* _Written exercise_
In the listing below, locate the lines that hold the string "about". Copy those lines.

>> Begin Data listing

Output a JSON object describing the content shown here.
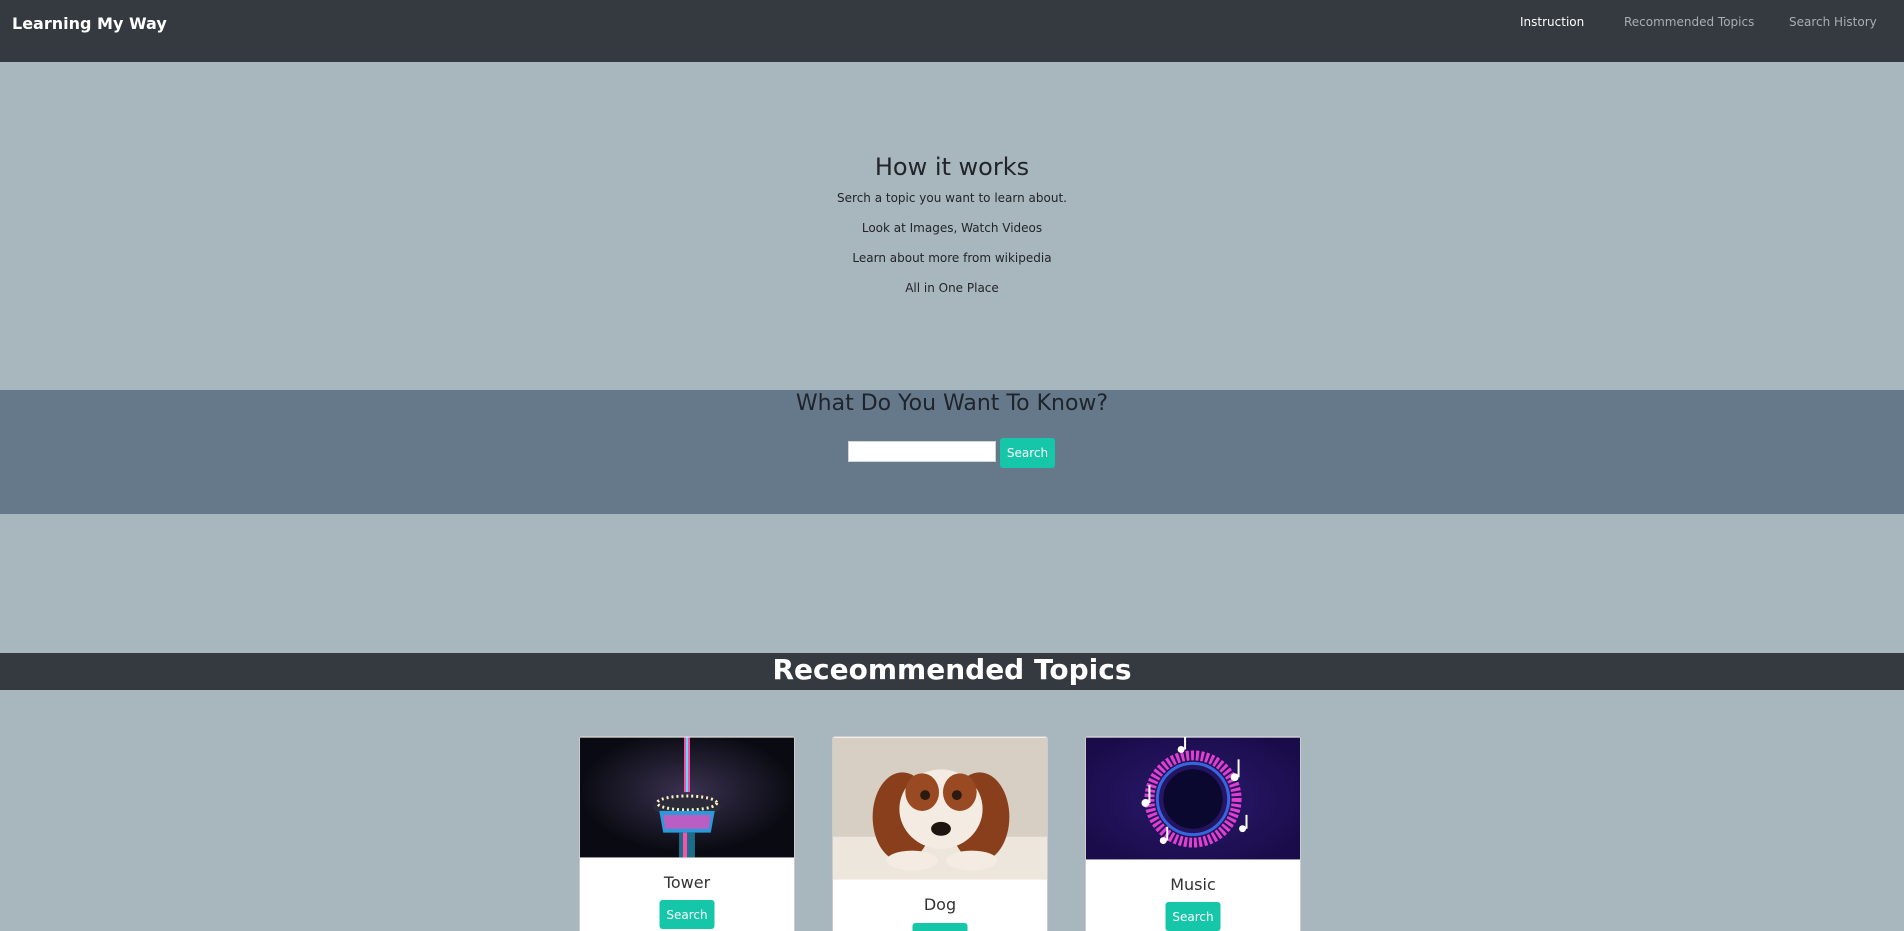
{
  "nav": {
    "brand": "Learning My Way",
    "links": [
      {
        "label": "Instruction",
        "active": true
      },
      {
        "label": "Recommended Topics",
        "active": false
      },
      {
        "label": "Search History",
        "active": false
      }
    ]
  },
  "how_it_works": {
    "title": "How it works",
    "steps": [
      "Serch a topic you want to learn about.",
      "Look at Images, Watch Videos",
      "Learn about more from wikipedia",
      "All in One Place"
    ]
  },
  "search": {
    "title": "What Do You Want To Know?",
    "input_value": "",
    "button_label": "Search"
  },
  "recommended": {
    "title": "Receommended Topics",
    "cards": [
      {
        "title": "Tower",
        "button_label": "Search",
        "image": "tower-image"
      },
      {
        "title": "Dog",
        "button_label": "Search",
        "image": "dog-image"
      },
      {
        "title": "Music",
        "button_label": "Search",
        "image": "music-image"
      }
    ]
  },
  "colors": {
    "navbar": "#343a40",
    "page_background": "#a8b6bd",
    "search_band": "#66798b",
    "accent_button": "#16c6a8"
  }
}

>> End Data listing

* _Result of this task_
      "Serch a topic you want to learn about.",
      "Learn about more from wikipedia",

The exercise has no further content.